▶ **Exercise input**
......

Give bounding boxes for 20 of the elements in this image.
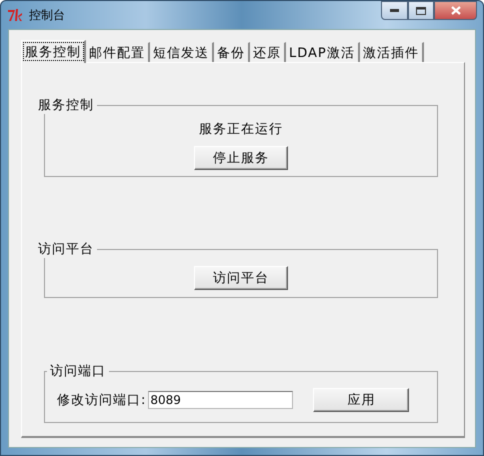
group-title: 访问平台 [37, 241, 95, 258]
close-icon [450, 6, 460, 15]
maximize-button[interactable] [408, 1, 434, 20]
window-title: 控制台 [29, 6, 66, 24]
service-status: 服务正在运行 [199, 121, 283, 138]
port-label: 修改访问端口: [57, 392, 146, 409]
stop-service-button[interactable]: 停止服务 [194, 146, 288, 170]
access-platform-button[interactable]: 访问平台 [194, 266, 288, 290]
close-button[interactable] [434, 1, 477, 20]
apply-button[interactable]: 应用 [313, 388, 410, 412]
tab[interactable]: 还原 [250, 42, 286, 62]
minimize-button[interactable] [381, 1, 408, 20]
tab[interactable]: 服务控制 [21, 40, 86, 63]
tab[interactable]: 备份 [214, 42, 250, 62]
minimize-icon [390, 9, 399, 12]
maximize-icon [416, 6, 426, 14]
group-title: 访问端口 [49, 363, 107, 380]
app-icon [7, 8, 23, 22]
group-title: 服务控制 [37, 97, 95, 114]
port-field[interactable]: 8089 [148, 391, 294, 409]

......

▶ **Aim**
Rewrite the items above with each "group-title" changed to "section-heading" and nothing else altered. Leave the picture out.

▶ **Final result**
Give bounding boxes for 20 of the elements in this image.
section-heading: 访问平台 [37, 241, 95, 258]
close-icon [450, 6, 460, 15]
maximize-button[interactable] [408, 1, 434, 20]
window-title: 控制台 [29, 6, 66, 24]
service-status: 服务正在运行 [199, 121, 283, 138]
port-label: 修改访问端口: [57, 392, 146, 409]
stop-service-button[interactable]: 停止服务 [194, 146, 288, 170]
access-platform-button[interactable]: 访问平台 [194, 266, 288, 290]
close-button[interactable] [434, 1, 477, 20]
apply-button[interactable]: 应用 [313, 388, 410, 412]
tab[interactable]: 还原 [250, 42, 286, 62]
minimize-button[interactable] [381, 1, 408, 20]
tab[interactable]: 服务控制 [21, 40, 86, 63]
tab[interactable]: 备份 [214, 42, 250, 62]
minimize-icon [390, 9, 399, 12]
maximize-icon [416, 6, 426, 14]
section-heading: 访问端口 [49, 363, 107, 380]
app-icon [7, 8, 23, 22]
section-heading: 服务控制 [37, 97, 95, 114]
port-field[interactable]: 8089 [148, 391, 294, 409]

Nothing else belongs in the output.